### Directive:
Below are entries. Pull out all lines containing "color".
----
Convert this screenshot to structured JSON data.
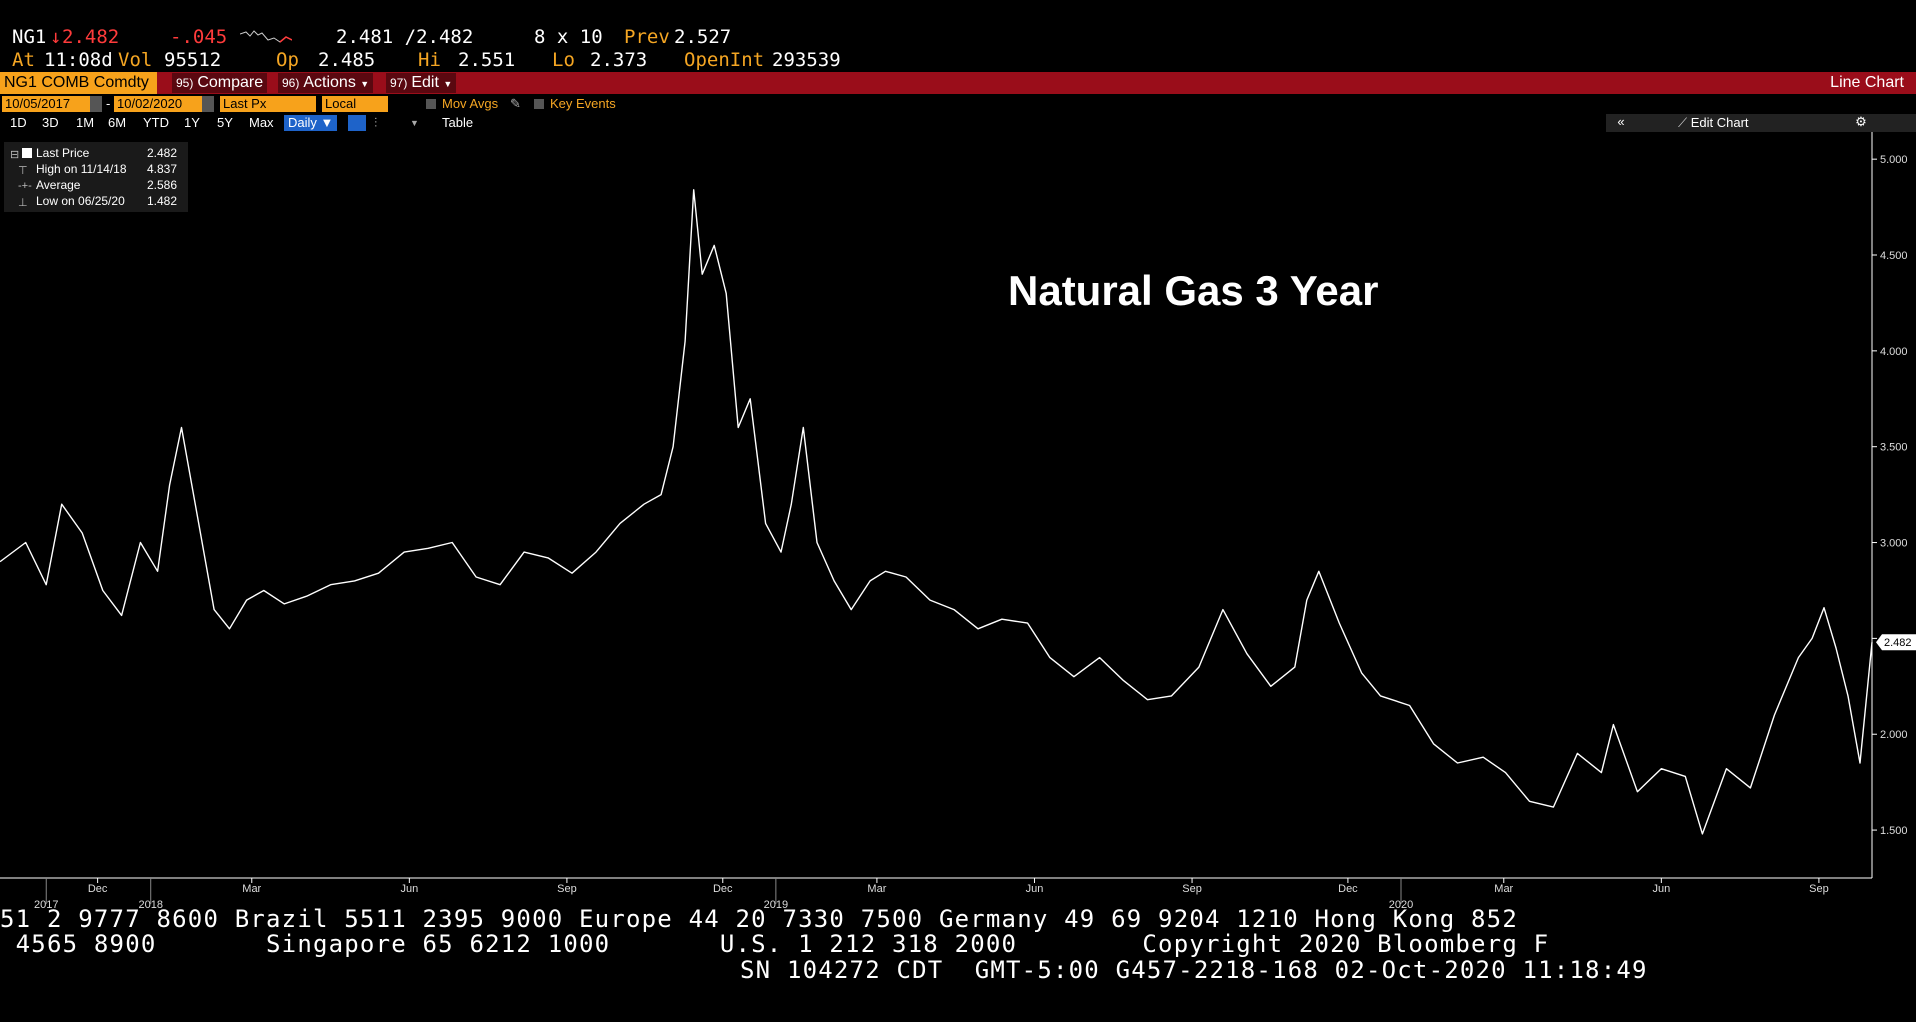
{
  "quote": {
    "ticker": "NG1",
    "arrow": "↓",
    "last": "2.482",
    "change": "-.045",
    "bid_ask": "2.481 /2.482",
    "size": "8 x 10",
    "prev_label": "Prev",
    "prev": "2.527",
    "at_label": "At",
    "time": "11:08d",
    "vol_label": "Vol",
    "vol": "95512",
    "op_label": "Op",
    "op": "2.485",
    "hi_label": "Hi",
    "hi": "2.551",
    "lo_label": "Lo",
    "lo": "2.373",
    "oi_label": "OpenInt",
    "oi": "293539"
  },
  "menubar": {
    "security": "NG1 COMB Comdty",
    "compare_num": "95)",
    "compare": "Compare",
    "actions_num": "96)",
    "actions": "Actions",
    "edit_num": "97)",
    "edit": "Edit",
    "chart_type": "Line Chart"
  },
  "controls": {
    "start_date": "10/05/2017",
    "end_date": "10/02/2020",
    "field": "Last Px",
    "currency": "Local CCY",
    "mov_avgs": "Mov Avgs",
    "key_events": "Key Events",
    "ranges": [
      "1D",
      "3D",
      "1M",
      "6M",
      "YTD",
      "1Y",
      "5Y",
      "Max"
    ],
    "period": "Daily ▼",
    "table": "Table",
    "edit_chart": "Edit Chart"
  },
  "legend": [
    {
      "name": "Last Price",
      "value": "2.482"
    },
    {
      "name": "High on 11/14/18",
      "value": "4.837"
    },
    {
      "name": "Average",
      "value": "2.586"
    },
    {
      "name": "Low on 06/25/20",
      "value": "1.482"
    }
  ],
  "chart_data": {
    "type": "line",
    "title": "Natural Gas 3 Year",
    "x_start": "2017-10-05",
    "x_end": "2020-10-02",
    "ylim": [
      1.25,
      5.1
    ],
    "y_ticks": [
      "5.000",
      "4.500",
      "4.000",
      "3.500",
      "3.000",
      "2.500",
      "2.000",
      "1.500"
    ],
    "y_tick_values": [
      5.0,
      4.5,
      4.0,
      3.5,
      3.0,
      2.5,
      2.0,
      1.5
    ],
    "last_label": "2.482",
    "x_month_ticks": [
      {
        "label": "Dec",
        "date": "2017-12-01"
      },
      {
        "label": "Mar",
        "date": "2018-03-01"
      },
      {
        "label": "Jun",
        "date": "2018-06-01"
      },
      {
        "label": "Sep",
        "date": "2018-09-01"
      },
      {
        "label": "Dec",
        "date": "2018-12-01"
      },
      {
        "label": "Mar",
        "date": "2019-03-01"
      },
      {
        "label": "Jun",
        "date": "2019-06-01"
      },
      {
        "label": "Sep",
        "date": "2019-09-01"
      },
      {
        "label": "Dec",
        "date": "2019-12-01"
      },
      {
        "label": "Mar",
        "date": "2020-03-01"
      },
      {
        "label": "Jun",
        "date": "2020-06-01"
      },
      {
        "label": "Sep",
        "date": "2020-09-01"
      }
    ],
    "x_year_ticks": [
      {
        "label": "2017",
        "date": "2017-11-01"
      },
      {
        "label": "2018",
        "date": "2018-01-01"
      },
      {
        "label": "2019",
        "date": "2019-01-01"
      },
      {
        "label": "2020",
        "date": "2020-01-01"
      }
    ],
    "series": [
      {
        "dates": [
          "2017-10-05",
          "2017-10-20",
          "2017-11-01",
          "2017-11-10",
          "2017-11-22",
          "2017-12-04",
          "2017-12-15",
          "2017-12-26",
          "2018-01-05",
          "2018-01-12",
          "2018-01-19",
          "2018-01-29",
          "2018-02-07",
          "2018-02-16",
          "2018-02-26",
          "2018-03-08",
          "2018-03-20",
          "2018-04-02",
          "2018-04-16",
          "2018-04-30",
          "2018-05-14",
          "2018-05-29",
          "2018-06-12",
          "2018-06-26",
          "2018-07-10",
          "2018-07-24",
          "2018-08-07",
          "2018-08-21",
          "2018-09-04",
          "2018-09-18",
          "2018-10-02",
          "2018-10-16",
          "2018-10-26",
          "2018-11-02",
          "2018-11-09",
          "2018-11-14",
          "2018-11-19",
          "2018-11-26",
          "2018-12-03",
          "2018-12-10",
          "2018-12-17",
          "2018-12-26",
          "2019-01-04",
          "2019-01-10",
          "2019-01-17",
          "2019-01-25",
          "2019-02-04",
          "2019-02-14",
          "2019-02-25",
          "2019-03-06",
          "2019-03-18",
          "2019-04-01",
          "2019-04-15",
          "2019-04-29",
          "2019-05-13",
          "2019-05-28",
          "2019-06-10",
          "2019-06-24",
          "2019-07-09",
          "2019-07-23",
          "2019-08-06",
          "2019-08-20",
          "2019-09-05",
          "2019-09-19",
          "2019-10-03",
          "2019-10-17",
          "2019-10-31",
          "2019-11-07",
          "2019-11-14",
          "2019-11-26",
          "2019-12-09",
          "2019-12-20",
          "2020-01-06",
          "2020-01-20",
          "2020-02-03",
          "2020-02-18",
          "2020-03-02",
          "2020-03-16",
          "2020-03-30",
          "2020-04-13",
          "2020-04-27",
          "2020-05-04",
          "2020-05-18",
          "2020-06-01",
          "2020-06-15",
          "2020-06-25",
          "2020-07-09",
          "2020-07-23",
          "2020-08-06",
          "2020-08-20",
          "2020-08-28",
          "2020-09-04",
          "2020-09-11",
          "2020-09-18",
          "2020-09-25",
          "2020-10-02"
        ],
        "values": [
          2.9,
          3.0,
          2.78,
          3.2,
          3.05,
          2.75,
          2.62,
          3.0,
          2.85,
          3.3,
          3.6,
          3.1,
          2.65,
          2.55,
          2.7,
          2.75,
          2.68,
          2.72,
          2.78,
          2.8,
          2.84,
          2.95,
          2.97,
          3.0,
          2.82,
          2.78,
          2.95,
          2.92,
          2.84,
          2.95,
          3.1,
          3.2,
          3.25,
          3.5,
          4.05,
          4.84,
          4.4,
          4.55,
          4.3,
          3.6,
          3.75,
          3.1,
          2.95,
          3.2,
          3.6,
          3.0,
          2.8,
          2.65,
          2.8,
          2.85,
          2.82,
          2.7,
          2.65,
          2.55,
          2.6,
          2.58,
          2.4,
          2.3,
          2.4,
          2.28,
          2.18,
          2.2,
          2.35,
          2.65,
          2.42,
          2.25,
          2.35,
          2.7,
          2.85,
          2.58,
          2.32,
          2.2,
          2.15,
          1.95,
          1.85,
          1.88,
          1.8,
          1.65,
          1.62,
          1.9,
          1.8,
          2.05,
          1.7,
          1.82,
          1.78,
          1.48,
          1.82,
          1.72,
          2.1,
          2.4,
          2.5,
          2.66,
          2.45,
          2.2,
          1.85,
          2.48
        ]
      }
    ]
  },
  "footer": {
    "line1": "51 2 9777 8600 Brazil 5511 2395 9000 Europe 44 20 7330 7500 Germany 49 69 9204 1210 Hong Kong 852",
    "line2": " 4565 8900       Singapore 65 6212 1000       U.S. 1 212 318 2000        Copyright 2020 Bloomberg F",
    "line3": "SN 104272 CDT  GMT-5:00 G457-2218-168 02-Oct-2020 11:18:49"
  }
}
----
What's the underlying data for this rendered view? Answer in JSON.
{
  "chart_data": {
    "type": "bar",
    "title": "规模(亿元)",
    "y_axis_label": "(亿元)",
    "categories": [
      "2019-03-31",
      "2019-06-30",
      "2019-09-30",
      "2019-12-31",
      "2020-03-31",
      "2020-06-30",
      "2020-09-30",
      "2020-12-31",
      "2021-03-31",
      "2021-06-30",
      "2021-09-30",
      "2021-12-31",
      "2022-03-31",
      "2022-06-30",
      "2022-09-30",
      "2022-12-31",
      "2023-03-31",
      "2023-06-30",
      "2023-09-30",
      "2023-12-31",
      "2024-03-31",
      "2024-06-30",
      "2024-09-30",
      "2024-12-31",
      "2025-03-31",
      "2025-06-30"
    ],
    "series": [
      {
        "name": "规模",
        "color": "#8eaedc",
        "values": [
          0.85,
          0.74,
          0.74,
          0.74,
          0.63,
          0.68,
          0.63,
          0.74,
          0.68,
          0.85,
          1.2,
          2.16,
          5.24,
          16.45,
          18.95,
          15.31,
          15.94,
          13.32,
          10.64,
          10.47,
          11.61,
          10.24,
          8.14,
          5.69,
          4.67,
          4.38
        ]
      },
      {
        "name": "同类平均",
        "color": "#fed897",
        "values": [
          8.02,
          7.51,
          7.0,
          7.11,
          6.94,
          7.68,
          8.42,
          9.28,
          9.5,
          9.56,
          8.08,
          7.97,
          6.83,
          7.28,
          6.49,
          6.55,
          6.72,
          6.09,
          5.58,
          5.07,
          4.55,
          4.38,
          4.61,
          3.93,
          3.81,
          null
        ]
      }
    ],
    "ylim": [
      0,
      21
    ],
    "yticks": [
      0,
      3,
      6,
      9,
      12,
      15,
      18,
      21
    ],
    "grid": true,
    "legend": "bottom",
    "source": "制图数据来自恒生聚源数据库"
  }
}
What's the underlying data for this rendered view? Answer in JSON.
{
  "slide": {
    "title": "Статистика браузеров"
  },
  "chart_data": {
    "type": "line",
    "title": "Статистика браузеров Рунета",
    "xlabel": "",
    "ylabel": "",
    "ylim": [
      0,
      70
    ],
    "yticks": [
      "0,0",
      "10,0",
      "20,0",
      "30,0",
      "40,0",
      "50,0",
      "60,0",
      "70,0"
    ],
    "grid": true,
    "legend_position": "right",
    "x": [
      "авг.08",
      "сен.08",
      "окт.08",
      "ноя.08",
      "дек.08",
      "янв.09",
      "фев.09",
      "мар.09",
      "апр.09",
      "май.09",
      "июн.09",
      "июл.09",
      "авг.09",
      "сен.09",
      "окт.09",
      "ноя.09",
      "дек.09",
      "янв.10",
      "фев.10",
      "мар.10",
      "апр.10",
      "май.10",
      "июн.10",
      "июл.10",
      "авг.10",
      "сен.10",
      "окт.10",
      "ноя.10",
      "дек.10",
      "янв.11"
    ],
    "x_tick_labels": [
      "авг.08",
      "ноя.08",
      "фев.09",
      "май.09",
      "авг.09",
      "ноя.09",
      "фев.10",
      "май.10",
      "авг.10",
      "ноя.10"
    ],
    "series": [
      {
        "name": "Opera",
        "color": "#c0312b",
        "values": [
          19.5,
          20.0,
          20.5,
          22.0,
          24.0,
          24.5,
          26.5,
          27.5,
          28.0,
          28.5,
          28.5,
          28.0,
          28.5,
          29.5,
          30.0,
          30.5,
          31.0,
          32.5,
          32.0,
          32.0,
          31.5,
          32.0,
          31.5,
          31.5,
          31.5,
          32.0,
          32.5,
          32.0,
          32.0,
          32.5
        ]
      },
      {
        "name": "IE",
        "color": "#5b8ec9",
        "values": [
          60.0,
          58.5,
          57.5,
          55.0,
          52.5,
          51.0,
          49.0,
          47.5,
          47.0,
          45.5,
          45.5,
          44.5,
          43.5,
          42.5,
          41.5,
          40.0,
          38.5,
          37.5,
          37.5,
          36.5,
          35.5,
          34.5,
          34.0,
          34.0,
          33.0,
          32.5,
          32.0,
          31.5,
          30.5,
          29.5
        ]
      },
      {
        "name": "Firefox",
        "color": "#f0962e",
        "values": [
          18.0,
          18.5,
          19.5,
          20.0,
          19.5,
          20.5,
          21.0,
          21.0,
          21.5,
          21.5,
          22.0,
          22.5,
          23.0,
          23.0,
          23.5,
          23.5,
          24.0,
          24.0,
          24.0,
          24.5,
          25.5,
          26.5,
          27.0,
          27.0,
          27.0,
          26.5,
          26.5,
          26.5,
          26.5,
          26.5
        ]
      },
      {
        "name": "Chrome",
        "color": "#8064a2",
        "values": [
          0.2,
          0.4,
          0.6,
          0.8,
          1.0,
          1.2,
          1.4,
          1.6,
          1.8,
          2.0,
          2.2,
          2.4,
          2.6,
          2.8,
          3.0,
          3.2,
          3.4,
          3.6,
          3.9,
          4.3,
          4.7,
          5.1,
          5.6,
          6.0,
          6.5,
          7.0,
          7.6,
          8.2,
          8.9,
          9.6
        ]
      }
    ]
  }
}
----
### Task solution:
        "color": "#8eaedc",
        "color": "#fed897",
        "color": "#c0312b",
        "color": "#5b8ec9",
        "color": "#f0962e",
        "color": "#8064a2",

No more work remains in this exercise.